REQUIREMENTS | Identify each line containing the word "this" and copy it.

A block of data:

╭──

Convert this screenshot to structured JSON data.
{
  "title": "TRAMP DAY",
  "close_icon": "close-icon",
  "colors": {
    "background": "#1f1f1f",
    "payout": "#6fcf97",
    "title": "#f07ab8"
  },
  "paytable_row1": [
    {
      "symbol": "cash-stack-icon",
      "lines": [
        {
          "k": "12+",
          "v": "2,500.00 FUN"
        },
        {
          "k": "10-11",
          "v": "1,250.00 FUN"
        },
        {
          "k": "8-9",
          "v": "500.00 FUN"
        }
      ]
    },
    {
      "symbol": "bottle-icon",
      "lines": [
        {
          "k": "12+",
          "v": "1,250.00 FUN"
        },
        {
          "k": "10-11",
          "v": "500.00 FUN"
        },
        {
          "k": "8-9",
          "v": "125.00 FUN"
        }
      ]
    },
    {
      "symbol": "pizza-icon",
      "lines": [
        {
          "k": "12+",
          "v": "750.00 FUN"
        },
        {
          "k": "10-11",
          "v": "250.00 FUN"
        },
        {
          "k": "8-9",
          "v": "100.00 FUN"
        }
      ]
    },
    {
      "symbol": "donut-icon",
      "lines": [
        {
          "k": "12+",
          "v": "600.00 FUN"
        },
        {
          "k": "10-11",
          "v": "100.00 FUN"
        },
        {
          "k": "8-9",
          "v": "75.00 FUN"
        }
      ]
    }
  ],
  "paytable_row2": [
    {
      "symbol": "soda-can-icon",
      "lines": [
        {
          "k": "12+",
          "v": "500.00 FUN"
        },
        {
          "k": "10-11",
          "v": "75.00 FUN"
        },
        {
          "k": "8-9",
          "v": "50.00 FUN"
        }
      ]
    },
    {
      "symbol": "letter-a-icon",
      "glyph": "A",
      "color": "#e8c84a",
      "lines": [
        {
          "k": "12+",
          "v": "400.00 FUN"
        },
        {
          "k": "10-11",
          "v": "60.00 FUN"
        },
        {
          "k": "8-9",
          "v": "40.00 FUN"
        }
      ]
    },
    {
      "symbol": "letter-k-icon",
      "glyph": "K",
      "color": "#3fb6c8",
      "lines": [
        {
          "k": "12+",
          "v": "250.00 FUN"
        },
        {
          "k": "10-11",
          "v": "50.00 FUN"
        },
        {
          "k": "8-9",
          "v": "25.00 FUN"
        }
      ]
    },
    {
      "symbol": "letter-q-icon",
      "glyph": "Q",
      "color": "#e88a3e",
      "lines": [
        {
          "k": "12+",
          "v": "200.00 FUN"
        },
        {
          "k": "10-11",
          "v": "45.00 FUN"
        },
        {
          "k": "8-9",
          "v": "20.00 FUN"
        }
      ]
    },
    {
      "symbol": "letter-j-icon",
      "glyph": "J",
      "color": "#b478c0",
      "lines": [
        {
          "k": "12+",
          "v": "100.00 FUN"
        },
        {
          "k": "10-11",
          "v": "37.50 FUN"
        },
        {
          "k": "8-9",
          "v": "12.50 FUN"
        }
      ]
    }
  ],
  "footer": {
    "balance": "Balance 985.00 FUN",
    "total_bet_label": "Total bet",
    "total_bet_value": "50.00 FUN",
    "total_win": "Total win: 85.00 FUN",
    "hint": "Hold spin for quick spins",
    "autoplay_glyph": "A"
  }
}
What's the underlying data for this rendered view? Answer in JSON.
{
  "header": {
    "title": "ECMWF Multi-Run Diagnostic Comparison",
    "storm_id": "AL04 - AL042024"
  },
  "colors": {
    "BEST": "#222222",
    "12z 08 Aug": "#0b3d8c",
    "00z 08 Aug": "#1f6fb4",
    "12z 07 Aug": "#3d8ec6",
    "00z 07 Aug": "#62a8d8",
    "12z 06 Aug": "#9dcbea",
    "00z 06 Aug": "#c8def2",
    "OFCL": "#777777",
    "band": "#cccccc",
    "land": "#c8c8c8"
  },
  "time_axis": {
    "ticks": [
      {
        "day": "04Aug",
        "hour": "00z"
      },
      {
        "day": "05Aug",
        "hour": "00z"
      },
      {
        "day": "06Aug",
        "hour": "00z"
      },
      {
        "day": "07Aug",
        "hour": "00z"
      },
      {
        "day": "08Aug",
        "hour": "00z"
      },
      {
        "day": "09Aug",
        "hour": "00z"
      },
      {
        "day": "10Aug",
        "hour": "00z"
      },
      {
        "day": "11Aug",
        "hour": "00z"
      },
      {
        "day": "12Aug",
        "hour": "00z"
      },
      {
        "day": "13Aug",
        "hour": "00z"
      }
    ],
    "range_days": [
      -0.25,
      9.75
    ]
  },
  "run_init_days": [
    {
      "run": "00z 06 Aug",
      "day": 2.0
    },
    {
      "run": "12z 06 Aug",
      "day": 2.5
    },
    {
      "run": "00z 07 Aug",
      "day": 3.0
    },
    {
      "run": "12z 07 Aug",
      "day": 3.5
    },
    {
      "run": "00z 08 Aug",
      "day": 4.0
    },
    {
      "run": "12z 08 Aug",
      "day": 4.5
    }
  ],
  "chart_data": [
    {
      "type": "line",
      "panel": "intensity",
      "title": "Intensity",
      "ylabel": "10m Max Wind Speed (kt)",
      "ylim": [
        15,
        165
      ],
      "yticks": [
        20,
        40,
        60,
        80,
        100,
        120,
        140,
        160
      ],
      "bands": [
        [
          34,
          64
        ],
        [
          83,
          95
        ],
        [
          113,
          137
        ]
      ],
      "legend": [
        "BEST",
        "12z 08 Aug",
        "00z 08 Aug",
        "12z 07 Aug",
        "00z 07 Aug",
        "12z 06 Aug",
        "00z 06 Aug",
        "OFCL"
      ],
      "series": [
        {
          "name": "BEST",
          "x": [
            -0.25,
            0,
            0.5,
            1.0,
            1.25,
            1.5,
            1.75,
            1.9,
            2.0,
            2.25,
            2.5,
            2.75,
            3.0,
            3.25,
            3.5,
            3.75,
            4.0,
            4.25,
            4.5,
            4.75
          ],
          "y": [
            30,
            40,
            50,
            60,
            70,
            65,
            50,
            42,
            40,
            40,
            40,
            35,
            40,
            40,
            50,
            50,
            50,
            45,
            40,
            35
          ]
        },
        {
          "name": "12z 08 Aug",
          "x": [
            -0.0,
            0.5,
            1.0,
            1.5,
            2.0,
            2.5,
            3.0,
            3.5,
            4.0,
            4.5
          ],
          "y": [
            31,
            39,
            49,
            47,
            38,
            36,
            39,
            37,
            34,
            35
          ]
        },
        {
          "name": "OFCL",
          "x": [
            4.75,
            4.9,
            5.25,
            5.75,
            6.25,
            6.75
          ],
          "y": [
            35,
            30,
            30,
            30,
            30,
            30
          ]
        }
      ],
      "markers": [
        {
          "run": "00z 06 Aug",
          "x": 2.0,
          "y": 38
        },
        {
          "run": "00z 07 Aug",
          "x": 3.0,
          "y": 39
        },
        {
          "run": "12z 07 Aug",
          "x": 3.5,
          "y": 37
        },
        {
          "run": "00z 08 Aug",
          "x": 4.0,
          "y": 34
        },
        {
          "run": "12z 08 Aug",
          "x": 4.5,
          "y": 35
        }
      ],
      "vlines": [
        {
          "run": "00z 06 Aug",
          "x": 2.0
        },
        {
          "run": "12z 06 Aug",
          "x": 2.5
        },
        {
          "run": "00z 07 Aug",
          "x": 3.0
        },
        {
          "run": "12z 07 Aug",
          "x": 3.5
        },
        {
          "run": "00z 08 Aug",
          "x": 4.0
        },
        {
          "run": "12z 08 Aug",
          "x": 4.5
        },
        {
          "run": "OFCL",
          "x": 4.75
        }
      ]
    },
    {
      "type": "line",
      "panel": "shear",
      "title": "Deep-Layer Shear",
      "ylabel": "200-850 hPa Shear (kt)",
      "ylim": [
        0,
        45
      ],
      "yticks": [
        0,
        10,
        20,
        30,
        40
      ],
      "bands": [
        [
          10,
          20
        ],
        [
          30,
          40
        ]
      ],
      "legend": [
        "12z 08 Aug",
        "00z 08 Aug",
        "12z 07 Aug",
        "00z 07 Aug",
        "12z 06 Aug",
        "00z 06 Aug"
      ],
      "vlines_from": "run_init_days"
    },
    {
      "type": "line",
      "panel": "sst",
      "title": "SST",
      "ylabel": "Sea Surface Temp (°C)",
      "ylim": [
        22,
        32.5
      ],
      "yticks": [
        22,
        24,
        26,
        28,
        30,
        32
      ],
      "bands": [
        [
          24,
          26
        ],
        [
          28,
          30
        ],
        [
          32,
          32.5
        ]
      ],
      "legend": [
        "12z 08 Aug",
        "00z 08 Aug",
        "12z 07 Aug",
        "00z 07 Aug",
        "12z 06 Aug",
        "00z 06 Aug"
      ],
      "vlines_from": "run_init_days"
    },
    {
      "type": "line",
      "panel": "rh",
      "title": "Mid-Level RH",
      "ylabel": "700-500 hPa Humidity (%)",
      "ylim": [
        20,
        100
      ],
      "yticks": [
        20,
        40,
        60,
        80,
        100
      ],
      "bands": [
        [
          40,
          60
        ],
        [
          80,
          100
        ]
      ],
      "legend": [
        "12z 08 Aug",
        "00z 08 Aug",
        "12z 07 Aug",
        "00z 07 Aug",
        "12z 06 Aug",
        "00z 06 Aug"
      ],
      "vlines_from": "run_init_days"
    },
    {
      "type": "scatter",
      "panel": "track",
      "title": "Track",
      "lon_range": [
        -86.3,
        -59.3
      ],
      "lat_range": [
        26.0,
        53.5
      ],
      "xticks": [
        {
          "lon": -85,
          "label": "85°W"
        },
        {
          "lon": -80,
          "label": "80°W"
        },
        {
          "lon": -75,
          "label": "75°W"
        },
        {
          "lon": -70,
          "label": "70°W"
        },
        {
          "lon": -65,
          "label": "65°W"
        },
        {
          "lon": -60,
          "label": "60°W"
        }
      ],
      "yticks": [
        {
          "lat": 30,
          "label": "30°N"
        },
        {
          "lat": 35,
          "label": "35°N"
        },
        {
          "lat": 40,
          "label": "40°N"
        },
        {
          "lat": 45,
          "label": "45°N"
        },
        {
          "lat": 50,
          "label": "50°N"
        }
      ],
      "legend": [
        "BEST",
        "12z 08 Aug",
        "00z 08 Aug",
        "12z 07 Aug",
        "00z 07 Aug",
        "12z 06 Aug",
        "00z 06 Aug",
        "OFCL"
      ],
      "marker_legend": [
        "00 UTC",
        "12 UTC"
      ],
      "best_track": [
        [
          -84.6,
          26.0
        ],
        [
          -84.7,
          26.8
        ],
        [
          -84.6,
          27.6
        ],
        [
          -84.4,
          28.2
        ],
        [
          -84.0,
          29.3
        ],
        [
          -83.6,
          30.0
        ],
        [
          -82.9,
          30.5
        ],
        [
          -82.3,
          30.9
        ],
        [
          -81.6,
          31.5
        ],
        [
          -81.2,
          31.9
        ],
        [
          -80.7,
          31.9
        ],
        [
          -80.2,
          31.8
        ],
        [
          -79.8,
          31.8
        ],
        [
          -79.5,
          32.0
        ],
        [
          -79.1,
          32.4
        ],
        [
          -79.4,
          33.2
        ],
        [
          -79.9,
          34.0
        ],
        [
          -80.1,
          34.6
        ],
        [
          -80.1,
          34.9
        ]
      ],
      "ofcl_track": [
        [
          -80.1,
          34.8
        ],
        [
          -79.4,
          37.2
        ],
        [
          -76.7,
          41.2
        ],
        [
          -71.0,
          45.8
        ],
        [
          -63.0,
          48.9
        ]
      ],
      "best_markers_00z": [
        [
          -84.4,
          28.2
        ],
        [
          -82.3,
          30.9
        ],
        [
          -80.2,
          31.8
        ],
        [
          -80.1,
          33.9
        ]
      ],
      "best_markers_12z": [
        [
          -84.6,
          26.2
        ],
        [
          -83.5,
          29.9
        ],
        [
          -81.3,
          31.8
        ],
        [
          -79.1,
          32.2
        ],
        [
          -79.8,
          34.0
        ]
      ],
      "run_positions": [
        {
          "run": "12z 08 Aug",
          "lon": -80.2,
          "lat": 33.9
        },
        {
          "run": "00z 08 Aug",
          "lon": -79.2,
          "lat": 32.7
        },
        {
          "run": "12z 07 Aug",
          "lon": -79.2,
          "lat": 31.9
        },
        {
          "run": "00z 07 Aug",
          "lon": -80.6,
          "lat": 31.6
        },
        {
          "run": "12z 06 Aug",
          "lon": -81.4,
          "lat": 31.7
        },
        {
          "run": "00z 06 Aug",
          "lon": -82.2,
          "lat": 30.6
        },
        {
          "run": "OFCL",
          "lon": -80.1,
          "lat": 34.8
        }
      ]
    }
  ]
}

╰──

FULL OUTPUT |
Convert this screenshot to structured JSON data.
What's the underlying data for this rendered view? Answer in JSON.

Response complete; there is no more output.